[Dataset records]
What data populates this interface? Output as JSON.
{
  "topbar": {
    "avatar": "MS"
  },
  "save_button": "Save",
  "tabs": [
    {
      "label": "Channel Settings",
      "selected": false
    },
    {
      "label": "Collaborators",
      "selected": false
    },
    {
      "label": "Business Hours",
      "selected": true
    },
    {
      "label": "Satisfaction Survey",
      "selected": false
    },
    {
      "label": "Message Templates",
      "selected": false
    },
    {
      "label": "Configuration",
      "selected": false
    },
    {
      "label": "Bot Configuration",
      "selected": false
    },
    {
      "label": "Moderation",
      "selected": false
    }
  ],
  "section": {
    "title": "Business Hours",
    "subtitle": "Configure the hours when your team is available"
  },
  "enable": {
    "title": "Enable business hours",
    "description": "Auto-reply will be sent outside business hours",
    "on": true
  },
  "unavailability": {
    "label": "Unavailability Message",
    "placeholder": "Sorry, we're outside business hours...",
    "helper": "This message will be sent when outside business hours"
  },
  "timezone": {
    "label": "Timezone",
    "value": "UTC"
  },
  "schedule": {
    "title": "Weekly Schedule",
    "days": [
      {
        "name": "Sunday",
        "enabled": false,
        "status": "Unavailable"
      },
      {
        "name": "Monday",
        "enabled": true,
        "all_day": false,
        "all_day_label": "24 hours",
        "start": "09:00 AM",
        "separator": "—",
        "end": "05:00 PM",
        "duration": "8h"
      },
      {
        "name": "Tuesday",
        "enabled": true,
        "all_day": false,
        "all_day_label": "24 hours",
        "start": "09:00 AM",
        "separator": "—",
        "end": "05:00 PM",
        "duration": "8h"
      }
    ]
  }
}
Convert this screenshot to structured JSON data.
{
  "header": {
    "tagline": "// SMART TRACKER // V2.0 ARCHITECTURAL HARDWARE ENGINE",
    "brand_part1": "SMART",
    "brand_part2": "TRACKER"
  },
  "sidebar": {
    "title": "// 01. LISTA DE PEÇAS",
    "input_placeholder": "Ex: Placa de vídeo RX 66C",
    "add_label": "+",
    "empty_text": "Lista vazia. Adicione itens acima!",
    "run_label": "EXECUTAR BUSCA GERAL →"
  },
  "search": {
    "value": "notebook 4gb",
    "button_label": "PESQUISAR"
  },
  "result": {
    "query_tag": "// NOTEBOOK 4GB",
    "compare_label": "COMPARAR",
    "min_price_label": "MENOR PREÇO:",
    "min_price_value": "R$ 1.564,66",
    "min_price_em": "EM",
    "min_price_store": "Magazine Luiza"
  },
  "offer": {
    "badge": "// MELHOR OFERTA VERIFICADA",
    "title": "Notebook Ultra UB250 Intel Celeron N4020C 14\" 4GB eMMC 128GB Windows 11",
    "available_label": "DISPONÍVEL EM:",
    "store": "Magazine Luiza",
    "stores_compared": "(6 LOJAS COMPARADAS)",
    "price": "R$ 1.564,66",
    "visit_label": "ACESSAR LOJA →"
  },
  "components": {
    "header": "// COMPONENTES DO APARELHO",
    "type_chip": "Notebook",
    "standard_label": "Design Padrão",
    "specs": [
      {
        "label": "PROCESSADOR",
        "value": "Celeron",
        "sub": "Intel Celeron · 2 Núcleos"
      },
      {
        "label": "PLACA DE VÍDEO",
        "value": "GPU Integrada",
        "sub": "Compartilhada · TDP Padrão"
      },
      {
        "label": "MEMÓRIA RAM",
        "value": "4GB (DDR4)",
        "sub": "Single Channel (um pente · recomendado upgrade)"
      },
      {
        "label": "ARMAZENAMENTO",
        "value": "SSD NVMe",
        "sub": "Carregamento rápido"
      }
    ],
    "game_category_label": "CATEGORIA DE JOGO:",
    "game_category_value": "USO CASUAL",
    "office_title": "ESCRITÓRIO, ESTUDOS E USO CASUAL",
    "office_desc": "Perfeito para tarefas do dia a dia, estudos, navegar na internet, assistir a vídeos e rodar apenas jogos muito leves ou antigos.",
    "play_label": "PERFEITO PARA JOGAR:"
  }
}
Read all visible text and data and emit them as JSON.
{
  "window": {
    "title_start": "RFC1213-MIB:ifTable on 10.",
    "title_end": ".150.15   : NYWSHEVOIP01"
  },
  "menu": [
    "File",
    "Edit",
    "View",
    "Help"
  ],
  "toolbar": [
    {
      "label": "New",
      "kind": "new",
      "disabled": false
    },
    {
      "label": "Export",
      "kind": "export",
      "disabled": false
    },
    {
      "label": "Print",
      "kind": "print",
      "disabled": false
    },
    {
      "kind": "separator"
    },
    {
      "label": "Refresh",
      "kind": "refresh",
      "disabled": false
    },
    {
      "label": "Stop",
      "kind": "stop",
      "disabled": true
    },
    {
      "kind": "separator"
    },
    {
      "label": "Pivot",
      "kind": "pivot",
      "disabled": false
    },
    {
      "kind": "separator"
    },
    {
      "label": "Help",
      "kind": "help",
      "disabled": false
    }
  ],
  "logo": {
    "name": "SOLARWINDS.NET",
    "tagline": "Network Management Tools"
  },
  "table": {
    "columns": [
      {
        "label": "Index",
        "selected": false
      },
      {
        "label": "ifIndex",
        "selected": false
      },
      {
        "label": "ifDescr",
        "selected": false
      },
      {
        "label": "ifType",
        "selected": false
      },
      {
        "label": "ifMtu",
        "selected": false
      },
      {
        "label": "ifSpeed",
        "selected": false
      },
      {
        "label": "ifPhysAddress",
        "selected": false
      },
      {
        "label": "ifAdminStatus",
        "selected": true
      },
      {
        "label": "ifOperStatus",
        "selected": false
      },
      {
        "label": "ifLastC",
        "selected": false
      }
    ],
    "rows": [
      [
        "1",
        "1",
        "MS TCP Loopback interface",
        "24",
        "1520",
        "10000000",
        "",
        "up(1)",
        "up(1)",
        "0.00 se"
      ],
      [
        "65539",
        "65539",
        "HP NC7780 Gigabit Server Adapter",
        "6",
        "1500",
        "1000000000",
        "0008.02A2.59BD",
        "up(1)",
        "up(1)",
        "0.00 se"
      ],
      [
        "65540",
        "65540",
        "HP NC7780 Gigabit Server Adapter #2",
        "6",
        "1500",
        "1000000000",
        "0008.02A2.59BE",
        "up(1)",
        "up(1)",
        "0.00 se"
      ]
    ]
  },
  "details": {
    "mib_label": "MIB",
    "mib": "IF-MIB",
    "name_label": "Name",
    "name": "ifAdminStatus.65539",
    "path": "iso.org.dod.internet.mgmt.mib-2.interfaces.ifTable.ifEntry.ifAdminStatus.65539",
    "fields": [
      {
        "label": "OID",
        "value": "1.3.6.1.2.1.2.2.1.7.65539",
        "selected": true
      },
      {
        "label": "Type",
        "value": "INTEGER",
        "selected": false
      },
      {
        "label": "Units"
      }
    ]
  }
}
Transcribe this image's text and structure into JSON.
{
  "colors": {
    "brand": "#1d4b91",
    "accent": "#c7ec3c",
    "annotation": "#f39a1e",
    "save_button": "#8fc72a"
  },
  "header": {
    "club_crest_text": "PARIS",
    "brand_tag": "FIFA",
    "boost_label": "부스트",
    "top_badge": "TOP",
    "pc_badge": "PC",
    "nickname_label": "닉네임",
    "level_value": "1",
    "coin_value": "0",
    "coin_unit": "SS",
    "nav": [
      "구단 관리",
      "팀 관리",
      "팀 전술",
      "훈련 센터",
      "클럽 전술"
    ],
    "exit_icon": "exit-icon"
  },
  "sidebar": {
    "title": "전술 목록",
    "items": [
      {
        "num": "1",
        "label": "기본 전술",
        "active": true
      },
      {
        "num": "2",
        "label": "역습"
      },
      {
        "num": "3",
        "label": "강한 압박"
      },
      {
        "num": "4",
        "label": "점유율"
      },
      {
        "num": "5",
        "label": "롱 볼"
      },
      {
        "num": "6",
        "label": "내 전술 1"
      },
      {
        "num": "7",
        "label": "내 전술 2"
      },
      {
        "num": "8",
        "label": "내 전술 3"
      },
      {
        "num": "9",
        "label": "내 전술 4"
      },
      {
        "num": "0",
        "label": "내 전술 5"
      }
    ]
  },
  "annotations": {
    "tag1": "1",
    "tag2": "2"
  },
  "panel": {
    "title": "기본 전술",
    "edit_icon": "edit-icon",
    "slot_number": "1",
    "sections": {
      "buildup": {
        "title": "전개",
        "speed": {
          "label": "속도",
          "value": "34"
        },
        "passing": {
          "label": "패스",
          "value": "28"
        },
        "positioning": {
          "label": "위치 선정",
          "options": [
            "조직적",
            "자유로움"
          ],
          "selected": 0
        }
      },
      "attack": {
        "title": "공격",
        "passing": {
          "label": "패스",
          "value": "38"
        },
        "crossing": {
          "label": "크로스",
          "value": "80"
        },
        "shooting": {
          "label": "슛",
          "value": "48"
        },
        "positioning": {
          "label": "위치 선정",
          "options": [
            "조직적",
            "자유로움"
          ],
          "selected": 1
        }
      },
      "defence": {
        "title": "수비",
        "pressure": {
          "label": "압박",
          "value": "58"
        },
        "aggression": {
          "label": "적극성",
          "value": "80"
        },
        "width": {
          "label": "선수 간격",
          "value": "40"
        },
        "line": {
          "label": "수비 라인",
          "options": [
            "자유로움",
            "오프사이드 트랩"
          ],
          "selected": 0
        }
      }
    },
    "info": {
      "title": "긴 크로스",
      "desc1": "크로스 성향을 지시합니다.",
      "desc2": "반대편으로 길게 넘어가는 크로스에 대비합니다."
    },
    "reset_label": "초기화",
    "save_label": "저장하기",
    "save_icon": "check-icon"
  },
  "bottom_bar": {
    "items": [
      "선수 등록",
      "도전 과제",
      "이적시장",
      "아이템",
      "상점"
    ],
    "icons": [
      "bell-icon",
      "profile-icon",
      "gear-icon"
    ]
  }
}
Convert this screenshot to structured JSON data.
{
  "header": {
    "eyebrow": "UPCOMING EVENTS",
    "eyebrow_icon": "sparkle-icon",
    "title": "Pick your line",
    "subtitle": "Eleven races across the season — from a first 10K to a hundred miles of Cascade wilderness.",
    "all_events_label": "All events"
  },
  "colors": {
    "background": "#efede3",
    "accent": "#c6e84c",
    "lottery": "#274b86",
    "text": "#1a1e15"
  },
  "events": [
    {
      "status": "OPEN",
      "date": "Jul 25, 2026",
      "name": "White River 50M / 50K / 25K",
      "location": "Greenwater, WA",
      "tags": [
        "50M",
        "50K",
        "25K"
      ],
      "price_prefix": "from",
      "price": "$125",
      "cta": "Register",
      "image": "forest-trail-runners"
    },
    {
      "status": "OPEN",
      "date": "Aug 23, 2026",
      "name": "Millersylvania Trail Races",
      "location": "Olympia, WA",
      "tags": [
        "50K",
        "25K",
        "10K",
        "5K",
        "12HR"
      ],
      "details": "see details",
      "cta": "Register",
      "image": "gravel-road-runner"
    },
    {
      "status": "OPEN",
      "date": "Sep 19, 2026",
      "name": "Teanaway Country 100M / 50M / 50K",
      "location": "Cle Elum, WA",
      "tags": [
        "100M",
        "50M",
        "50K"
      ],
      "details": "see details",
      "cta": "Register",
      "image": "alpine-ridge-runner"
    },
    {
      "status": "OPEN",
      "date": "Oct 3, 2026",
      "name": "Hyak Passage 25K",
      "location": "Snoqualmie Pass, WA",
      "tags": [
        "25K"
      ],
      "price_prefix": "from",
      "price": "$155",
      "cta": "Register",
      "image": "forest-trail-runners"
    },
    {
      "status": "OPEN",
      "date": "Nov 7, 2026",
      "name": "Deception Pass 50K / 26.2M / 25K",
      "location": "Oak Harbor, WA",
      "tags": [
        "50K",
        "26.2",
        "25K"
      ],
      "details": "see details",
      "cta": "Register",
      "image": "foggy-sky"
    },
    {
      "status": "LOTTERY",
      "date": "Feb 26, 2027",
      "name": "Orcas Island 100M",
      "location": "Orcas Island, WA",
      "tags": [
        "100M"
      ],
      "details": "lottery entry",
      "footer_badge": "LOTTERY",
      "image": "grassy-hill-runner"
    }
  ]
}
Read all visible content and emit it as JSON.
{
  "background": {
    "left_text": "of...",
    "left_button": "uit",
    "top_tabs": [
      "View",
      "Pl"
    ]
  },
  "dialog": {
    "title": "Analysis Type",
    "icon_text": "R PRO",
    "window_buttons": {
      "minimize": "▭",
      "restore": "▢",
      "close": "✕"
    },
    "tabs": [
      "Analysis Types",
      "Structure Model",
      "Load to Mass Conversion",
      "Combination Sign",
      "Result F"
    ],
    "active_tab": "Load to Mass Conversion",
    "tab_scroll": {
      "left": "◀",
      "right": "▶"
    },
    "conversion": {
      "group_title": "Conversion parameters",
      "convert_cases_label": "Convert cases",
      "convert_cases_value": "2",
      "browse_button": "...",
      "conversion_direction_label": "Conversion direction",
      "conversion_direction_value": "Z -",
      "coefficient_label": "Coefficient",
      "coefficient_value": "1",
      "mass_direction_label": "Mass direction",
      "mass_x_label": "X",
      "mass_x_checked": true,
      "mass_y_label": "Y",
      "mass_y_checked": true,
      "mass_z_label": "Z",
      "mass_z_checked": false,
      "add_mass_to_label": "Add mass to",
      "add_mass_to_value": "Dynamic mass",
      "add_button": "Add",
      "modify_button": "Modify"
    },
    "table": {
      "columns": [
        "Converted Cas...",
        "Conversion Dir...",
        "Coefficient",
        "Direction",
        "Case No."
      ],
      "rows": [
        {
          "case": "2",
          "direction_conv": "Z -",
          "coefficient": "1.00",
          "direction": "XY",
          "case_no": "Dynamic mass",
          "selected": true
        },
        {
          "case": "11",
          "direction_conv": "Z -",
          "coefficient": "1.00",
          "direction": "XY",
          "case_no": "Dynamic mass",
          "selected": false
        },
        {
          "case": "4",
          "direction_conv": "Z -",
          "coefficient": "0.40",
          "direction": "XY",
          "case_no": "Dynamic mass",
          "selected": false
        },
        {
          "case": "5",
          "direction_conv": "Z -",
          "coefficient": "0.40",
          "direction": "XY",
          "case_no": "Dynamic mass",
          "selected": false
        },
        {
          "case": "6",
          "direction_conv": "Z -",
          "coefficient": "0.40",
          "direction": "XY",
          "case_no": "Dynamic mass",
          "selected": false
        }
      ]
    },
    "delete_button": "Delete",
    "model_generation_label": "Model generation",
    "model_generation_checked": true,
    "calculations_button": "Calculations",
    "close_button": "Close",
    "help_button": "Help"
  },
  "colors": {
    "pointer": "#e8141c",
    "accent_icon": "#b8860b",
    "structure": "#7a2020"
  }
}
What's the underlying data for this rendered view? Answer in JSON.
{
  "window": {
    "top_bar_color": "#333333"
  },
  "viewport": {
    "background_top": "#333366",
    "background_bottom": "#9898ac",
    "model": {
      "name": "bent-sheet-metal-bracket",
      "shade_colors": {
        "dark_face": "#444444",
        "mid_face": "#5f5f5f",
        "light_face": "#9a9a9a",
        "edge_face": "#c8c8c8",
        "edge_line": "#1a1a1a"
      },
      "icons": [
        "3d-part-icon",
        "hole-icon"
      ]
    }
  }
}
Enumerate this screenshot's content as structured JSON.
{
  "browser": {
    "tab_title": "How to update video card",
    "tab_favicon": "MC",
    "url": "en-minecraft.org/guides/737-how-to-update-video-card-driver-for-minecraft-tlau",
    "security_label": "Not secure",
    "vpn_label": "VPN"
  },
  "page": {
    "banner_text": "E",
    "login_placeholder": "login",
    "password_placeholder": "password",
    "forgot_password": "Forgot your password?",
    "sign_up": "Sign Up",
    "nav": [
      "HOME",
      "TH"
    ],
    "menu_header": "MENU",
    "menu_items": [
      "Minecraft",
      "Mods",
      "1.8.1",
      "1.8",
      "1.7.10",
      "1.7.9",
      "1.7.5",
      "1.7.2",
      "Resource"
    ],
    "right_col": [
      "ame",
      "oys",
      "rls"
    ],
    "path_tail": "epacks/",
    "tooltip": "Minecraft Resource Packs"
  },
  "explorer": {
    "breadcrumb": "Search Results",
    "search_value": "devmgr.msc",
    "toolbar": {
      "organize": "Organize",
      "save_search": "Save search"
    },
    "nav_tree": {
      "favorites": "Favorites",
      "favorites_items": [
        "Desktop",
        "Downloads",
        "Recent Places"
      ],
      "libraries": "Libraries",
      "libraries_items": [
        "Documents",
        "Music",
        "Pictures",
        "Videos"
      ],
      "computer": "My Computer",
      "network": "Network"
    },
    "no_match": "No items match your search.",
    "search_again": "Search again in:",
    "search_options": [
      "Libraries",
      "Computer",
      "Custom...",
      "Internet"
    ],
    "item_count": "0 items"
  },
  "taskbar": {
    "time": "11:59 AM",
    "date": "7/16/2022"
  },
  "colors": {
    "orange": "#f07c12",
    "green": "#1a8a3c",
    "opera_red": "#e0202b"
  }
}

#### DESCRIPTION OF THE TASK:
Return every line above that contains the word "Orcas".

#### TASK OUTPUT:
      "name": "Orcas Island 100M",
      "location": "Orcas Island, WA",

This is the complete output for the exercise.